Stored data:
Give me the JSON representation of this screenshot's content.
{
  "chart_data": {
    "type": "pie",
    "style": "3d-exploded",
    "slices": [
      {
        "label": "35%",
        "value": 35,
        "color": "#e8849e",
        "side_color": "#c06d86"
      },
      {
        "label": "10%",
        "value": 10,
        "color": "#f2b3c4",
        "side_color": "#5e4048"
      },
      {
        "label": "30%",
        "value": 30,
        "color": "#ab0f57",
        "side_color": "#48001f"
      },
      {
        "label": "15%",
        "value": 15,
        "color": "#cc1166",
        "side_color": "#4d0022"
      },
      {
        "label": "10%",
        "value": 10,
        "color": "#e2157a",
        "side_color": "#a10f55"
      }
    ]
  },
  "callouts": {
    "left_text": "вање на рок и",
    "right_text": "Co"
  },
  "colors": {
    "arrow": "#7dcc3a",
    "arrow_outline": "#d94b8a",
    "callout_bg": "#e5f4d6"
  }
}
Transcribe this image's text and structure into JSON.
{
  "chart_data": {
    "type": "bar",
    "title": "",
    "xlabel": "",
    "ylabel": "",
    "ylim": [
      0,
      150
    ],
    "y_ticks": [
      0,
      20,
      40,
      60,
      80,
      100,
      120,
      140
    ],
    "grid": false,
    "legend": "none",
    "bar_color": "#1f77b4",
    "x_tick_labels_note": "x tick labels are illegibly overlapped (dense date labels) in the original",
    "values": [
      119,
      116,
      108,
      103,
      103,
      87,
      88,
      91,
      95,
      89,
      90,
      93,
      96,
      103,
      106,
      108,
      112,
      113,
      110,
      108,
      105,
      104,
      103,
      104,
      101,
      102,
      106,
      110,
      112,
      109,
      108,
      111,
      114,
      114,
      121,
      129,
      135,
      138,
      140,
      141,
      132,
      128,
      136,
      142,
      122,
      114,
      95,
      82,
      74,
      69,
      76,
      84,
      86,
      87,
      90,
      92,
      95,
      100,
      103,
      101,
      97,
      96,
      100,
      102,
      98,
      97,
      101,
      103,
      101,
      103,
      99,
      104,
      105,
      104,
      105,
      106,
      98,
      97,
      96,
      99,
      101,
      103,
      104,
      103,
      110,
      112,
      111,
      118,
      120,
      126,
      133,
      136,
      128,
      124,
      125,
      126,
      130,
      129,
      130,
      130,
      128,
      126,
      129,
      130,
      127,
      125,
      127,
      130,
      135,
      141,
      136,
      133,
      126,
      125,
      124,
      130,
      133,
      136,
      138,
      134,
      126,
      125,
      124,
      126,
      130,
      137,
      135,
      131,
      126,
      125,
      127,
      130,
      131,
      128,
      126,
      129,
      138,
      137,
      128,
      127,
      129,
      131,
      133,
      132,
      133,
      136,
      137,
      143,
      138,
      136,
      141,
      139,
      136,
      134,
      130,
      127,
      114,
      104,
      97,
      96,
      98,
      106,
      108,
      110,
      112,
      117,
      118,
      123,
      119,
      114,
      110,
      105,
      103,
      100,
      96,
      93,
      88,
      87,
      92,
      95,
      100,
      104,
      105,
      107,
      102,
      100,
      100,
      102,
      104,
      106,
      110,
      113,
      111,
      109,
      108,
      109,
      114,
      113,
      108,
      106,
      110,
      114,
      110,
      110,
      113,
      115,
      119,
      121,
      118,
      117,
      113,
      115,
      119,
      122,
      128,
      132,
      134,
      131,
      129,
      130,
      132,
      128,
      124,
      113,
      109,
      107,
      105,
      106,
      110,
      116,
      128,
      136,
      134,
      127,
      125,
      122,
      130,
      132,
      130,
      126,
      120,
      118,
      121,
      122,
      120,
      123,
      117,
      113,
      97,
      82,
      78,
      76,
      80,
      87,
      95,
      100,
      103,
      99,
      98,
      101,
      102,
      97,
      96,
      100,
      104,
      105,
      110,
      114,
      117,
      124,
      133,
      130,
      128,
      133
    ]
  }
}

Your goal
Copy all lines of the listing above that contain the string "this".

Answer below
Give me the JSON representation of this screenshot's content.
Transcribe this image's text and structure into JSON.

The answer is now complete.